>> begin Records for this task

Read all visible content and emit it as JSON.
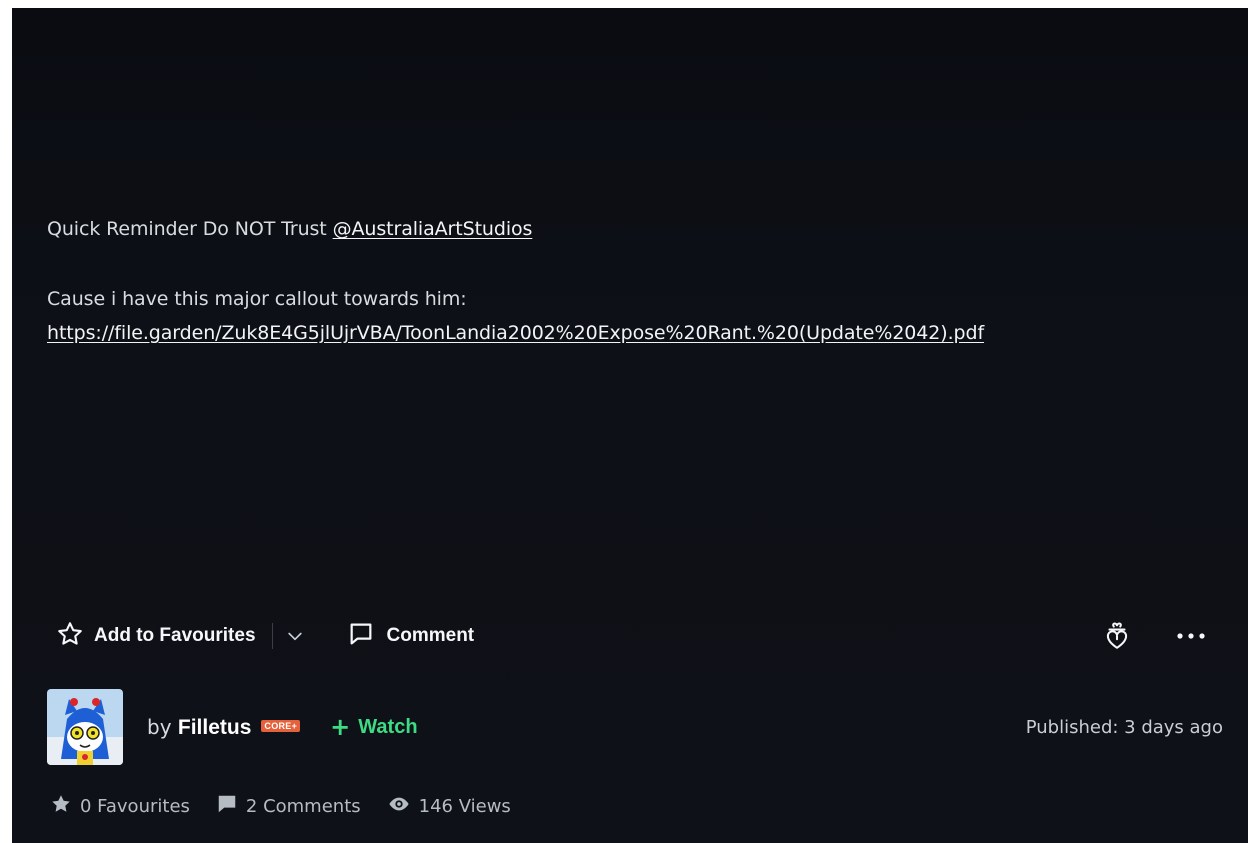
{
  "post": {
    "line1_text": "Quick Reminder Do NOT Trust ",
    "line1_mention": "@AustraliaArtStudios",
    "line2_text": "Cause i have this major callout towards him:",
    "line3_link": "https://file.garden/Zuk8E4G5jlUjrVBA/ToonLandia2002%20Expose%20Rant.%20(Update%2042).pdf"
  },
  "actions": {
    "favourite_label": "Add to Favourites",
    "comment_label": "Comment"
  },
  "author": {
    "by_label": "by",
    "name": "Filletus",
    "badge": "CORE+",
    "watch_label": "Watch",
    "published": "Published: 3 days ago"
  },
  "stats": {
    "favourites": "0 Favourites",
    "comments": "2 Comments",
    "views": "146 Views"
  },
  "colors": {
    "background": "#0e1117",
    "watch_green": "#3ddc84",
    "core_badge": "#e4613b"
  }
}
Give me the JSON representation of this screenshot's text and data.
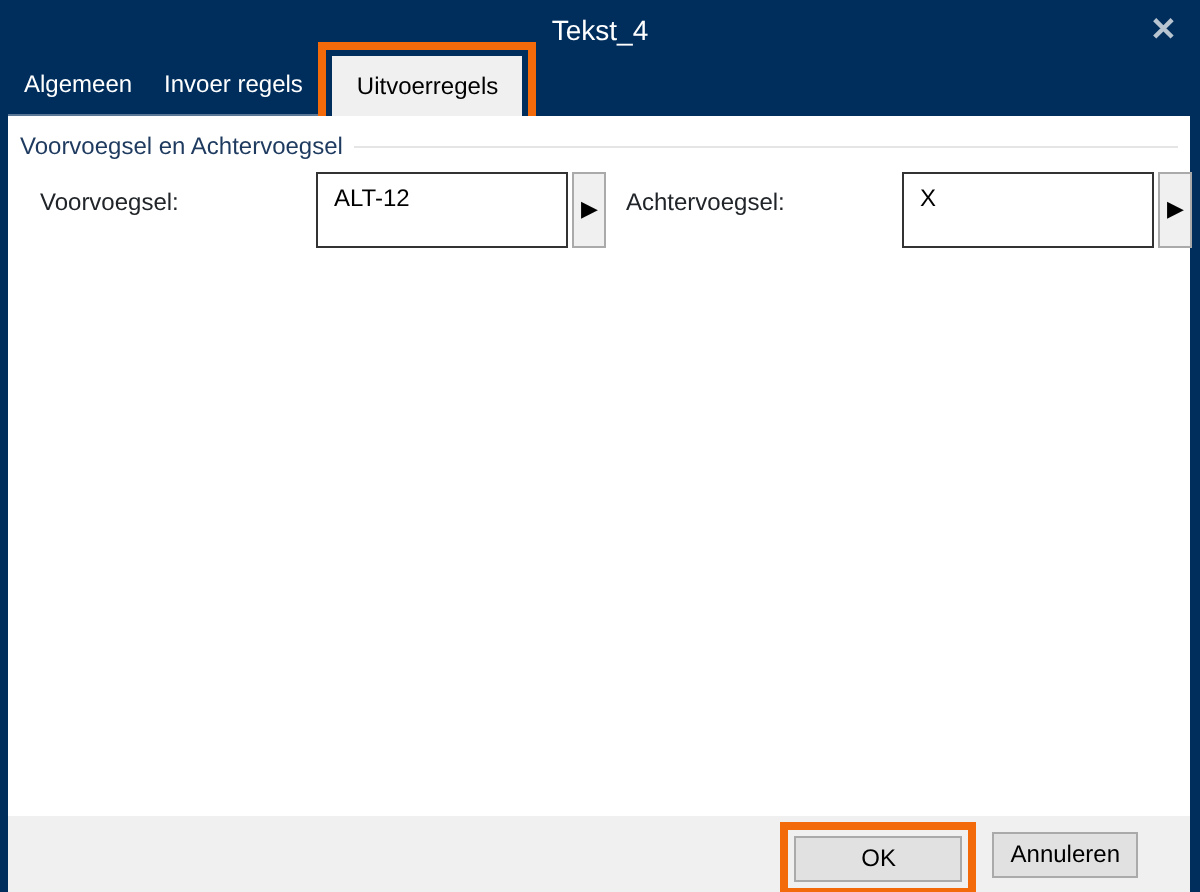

>> end Records for this task

**Stated problem:**
Return each line where "JSON" shows up.

**Finished exercise:**
Read all visible content and emit it as JSON.
Give me the JSON representation of this screenshot's text and data.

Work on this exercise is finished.